Exactly as they appear, output all of the records. Skip any images.

» **Items from a dataset**
● ● ● ●

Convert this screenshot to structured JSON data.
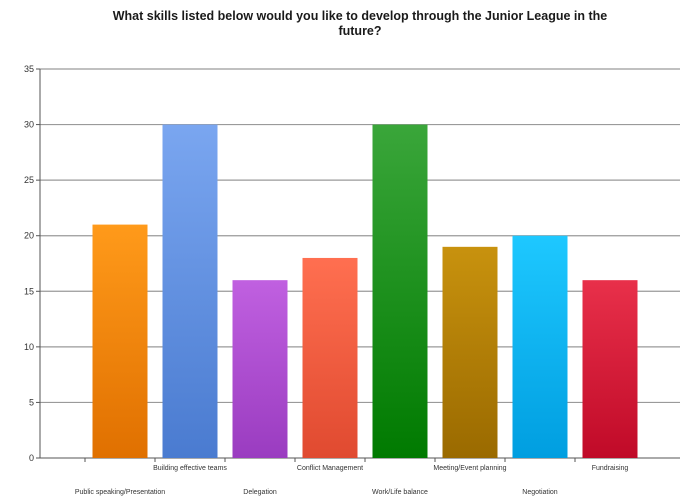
{
  "chart_data": {
    "type": "bar",
    "title_lines": [
      "What skills listed below would you like to develop through the Junior League in the",
      "future?"
    ],
    "xlabel": "",
    "ylabel": "",
    "ylim": [
      0,
      35
    ],
    "yticks": [
      0,
      5,
      10,
      15,
      20,
      25,
      30,
      35
    ],
    "grid": true,
    "legend": "none",
    "categories": [
      "Public speaking/Presentation",
      "Building effective teams",
      "Delegation",
      "Conflict Management",
      "Work/Life balance",
      "Meeting/Event planning",
      "Negotiation",
      "Fundraising"
    ],
    "values": [
      21,
      30,
      16,
      18,
      30,
      19,
      20,
      16
    ],
    "colors": [
      [
        "#ff9a1a",
        "#e07000"
      ],
      [
        "#7aa6f0",
        "#4a7bd0"
      ],
      [
        "#c060e0",
        "#9a3cc0"
      ],
      [
        "#ff6f50",
        "#e04a30"
      ],
      [
        "#3aa63a",
        "#007a00"
      ],
      [
        "#c8920e",
        "#9a6a00"
      ],
      [
        "#1ec8ff",
        "#009ee0"
      ],
      [
        "#e8304a",
        "#c00a28"
      ]
    ]
  }
}
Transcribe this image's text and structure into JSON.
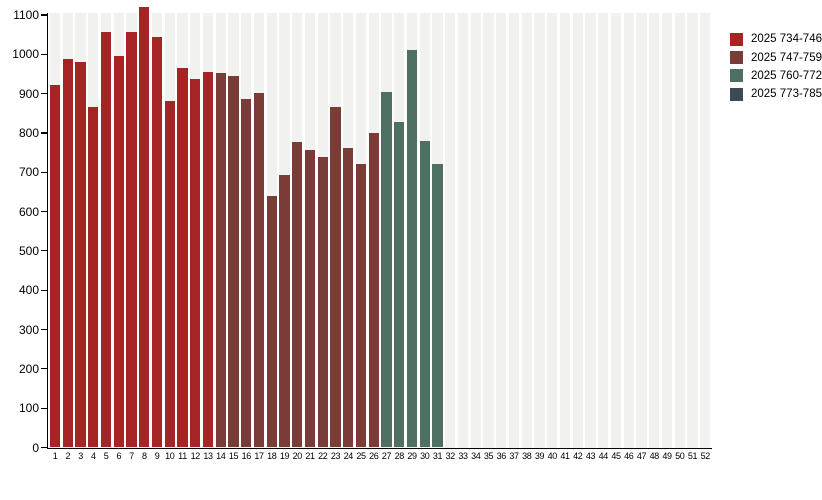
{
  "figure": {
    "background": "#FFFFFF",
    "plot_stripe_color": "#F1F1EF",
    "axis_color": "#000000",
    "text_color": "#000000"
  },
  "legend": {
    "position": "top-right",
    "items": [
      {
        "label": "2025 734-746",
        "color": "#A62423"
      },
      {
        "label": "2025 747-759",
        "color": "#7A3C37"
      },
      {
        "label": "2025 760-772",
        "color": "#4D7063"
      },
      {
        "label": "2025 773-785",
        "color": "#3E4954"
      }
    ]
  },
  "chart_data": {
    "type": "bar",
    "title": "",
    "xlabel": "",
    "ylabel": "",
    "ylim": [
      0,
      1100
    ],
    "y_ticks": [
      0,
      100,
      200,
      300,
      400,
      500,
      600,
      700,
      800,
      900,
      1000,
      1100
    ],
    "x_ticks": [
      1,
      2,
      3,
      4,
      5,
      6,
      7,
      8,
      9,
      10,
      11,
      12,
      13,
      14,
      15,
      16,
      17,
      18,
      19,
      20,
      21,
      22,
      23,
      24,
      25,
      26,
      27,
      28,
      29,
      30,
      31,
      32,
      33,
      34,
      35,
      36,
      37,
      38,
      39,
      40,
      41,
      42,
      43,
      44,
      45,
      46,
      47,
      48,
      49,
      50,
      51,
      52
    ],
    "grid": "vertical-stripes",
    "legend_position": "top-right",
    "series": [
      {
        "name": "2025 734-746",
        "color": "#A62423",
        "week_start": 1,
        "values": [
          922,
          988,
          980,
          866,
          1057,
          995,
          1057,
          1120,
          1043,
          880,
          966,
          937,
          956
        ]
      },
      {
        "name": "2025 747-759",
        "color": "#7A3C37",
        "week_start": 14,
        "values": [
          952,
          945,
          886,
          902,
          640,
          694,
          778,
          757,
          740,
          866,
          762,
          720,
          799
        ]
      },
      {
        "name": "2025 760-772",
        "color": "#4D7063",
        "week_start": 27,
        "values": [
          904,
          828,
          1010,
          779,
          722
        ]
      },
      {
        "name": "2025 773-785",
        "color": "#3E4954",
        "week_start": 40,
        "values": []
      }
    ]
  }
}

● ● ● ●

» **Correct answer**
Convert this screenshot to structured JSON data.
{
  "chart_data": {
    "type": "bar",
    "title_lines": [
      "What skills listed below would you like to develop through the Junior League in the",
      "future?"
    ],
    "xlabel": "",
    "ylabel": "",
    "ylim": [
      0,
      35
    ],
    "yticks": [
      0,
      5,
      10,
      15,
      20,
      25,
      30,
      35
    ],
    "grid": true,
    "legend": "none",
    "categories": [
      "Public speaking/Presentation",
      "Building effective teams",
      "Delegation",
      "Conflict Management",
      "Work/Life balance",
      "Meeting/Event planning",
      "Negotiation",
      "Fundraising"
    ],
    "values": [
      21,
      30,
      16,
      18,
      30,
      19,
      20,
      16
    ],
    "colors": [
      [
        "#ff9a1a",
        "#e07000"
      ],
      [
        "#7aa6f0",
        "#4a7bd0"
      ],
      [
        "#c060e0",
        "#9a3cc0"
      ],
      [
        "#ff6f50",
        "#e04a30"
      ],
      [
        "#3aa63a",
        "#007a00"
      ],
      [
        "#c8920e",
        "#9a6a00"
      ],
      [
        "#1ec8ff",
        "#009ee0"
      ],
      [
        "#e8304a",
        "#c00a28"
      ]
    ]
  }
}
Transcribe this image's text and structure into JSON.
{
  "figure": {
    "background": "#FFFFFF",
    "plot_stripe_color": "#F1F1EF",
    "axis_color": "#000000",
    "text_color": "#000000"
  },
  "legend": {
    "position": "top-right",
    "items": [
      {
        "label": "2025 734-746",
        "color": "#A62423"
      },
      {
        "label": "2025 747-759",
        "color": "#7A3C37"
      },
      {
        "label": "2025 760-772",
        "color": "#4D7063"
      },
      {
        "label": "2025 773-785",
        "color": "#3E4954"
      }
    ]
  },
  "chart_data": {
    "type": "bar",
    "title": "",
    "xlabel": "",
    "ylabel": "",
    "ylim": [
      0,
      1100
    ],
    "y_ticks": [
      0,
      100,
      200,
      300,
      400,
      500,
      600,
      700,
      800,
      900,
      1000,
      1100
    ],
    "x_ticks": [
      1,
      2,
      3,
      4,
      5,
      6,
      7,
      8,
      9,
      10,
      11,
      12,
      13,
      14,
      15,
      16,
      17,
      18,
      19,
      20,
      21,
      22,
      23,
      24,
      25,
      26,
      27,
      28,
      29,
      30,
      31,
      32,
      33,
      34,
      35,
      36,
      37,
      38,
      39,
      40,
      41,
      42,
      43,
      44,
      45,
      46,
      47,
      48,
      49,
      50,
      51,
      52
    ],
    "grid": "vertical-stripes",
    "legend_position": "top-right",
    "series": [
      {
        "name": "2025 734-746",
        "color": "#A62423",
        "week_start": 1,
        "values": [
          922,
          988,
          980,
          866,
          1057,
          995,
          1057,
          1120,
          1043,
          880,
          966,
          937,
          956
        ]
      },
      {
        "name": "2025 747-759",
        "color": "#7A3C37",
        "week_start": 14,
        "values": [
          952,
          945,
          886,
          902,
          640,
          694,
          778,
          757,
          740,
          866,
          762,
          720,
          799
        ]
      },
      {
        "name": "2025 760-772",
        "color": "#4D7063",
        "week_start": 27,
        "values": [
          904,
          828,
          1010,
          779,
          722
        ]
      },
      {
        "name": "2025 773-785",
        "color": "#3E4954",
        "week_start": 40,
        "values": []
      }
    ]
  }
}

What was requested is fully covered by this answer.